___ DATA EXCERPTS ___
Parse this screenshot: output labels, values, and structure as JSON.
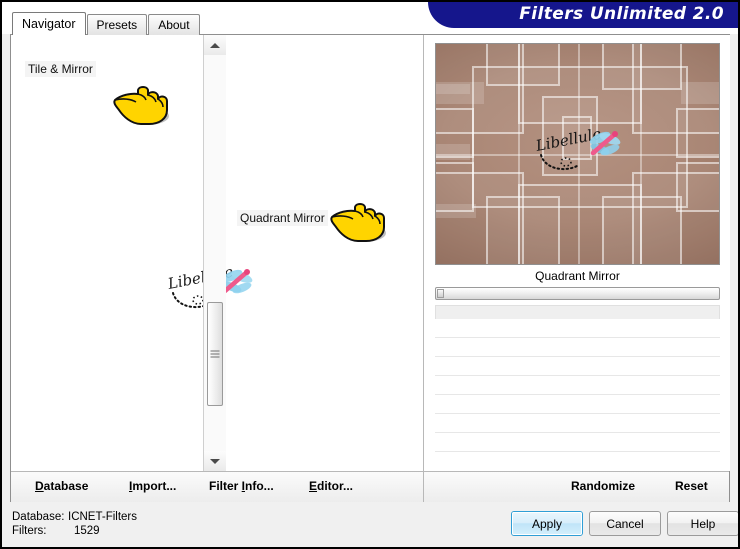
{
  "window": {
    "title": "Filters Unlimited 2.0",
    "banner_color": "#15168c"
  },
  "tabs": [
    {
      "label": "Navigator",
      "active": true
    },
    {
      "label": "Presets",
      "active": false
    },
    {
      "label": "About",
      "active": false
    }
  ],
  "navigator": {
    "category": "Tile & Mirror",
    "filter": "Quadrant Mirror",
    "watermark": "Libellule",
    "cursor_icon": "pointing-hand-icon",
    "scrollbar": {
      "up_icon": "scroll-up-arrow-icon",
      "down_icon": "scroll-down-arrow-icon"
    }
  },
  "preview": {
    "label": "Quadrant Mirror",
    "watermark": "Libellule",
    "base_color": "#a47f6d"
  },
  "function_bar": {
    "database": {
      "pre": "D",
      "post": "atabase"
    },
    "import": {
      "pre": "I",
      "post": "mport..."
    },
    "filter_info": {
      "pre_plain": "Filter ",
      "pre": "I",
      "post": "nfo..."
    },
    "editor": {
      "pre": "E",
      "post": "ditor..."
    },
    "randomize": "Randomize",
    "reset": "Reset"
  },
  "status": {
    "database_label": "Database:",
    "database_value": "ICNET-Filters",
    "filters_label": "Filters:",
    "filters_value": "1529"
  },
  "dialog_buttons": {
    "apply": "Apply",
    "cancel": "Cancel",
    "help": "Help"
  }
}
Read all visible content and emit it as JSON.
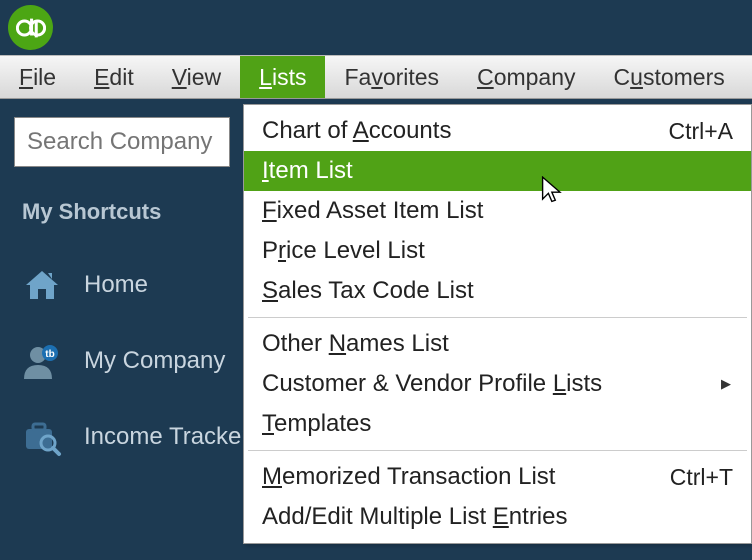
{
  "app": {
    "logo_letters": "qb"
  },
  "menubar": {
    "file": "File",
    "file_u": "F",
    "edit": "Edit",
    "edit_u": "E",
    "view": "View",
    "view_u": "V",
    "lists": "Lists",
    "lists_u": "L",
    "favorites": "Favorites",
    "favorites_u": "v",
    "company": "Company",
    "company_u": "C",
    "customers": "Customers",
    "customers_u": "u"
  },
  "search": {
    "placeholder": "Search Company"
  },
  "sidebar": {
    "title": "My Shortcuts",
    "items": [
      {
        "label": "Home"
      },
      {
        "label": "My Company"
      },
      {
        "label": "Income Tracker"
      }
    ]
  },
  "dropdown": {
    "chart_of_accounts": {
      "pre": "Chart of ",
      "u": "A",
      "post": "ccounts",
      "shortcut": "Ctrl+A"
    },
    "item_list": {
      "pre": "",
      "u": "I",
      "post": "tem List"
    },
    "fixed_asset": {
      "pre": "",
      "u": "F",
      "post": "ixed Asset Item List"
    },
    "price_level": {
      "pre": "P",
      "u": "r",
      "post": "ice Level List"
    },
    "sales_tax": {
      "pre": "",
      "u": "S",
      "post": "ales Tax Code List"
    },
    "other_names": {
      "pre": "Other ",
      "u": "N",
      "post": "ames List"
    },
    "cust_vendor": {
      "pre": "Customer & Vendor Profile ",
      "u": "L",
      "post": "ists"
    },
    "templates": {
      "pre": "",
      "u": "T",
      "post": "emplates"
    },
    "memorized": {
      "pre": "",
      "u": "M",
      "post": "emorized Transaction List",
      "shortcut": "Ctrl+T"
    },
    "add_edit": {
      "pre": "Add/Edit Multiple List ",
      "u": "E",
      "post": "ntries"
    }
  }
}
___
EXERCISE REQUIREMENTS:
Reply with the number of lines in the preceding entries that contain "icon", and no other words.

RESPONSE BELOW:
3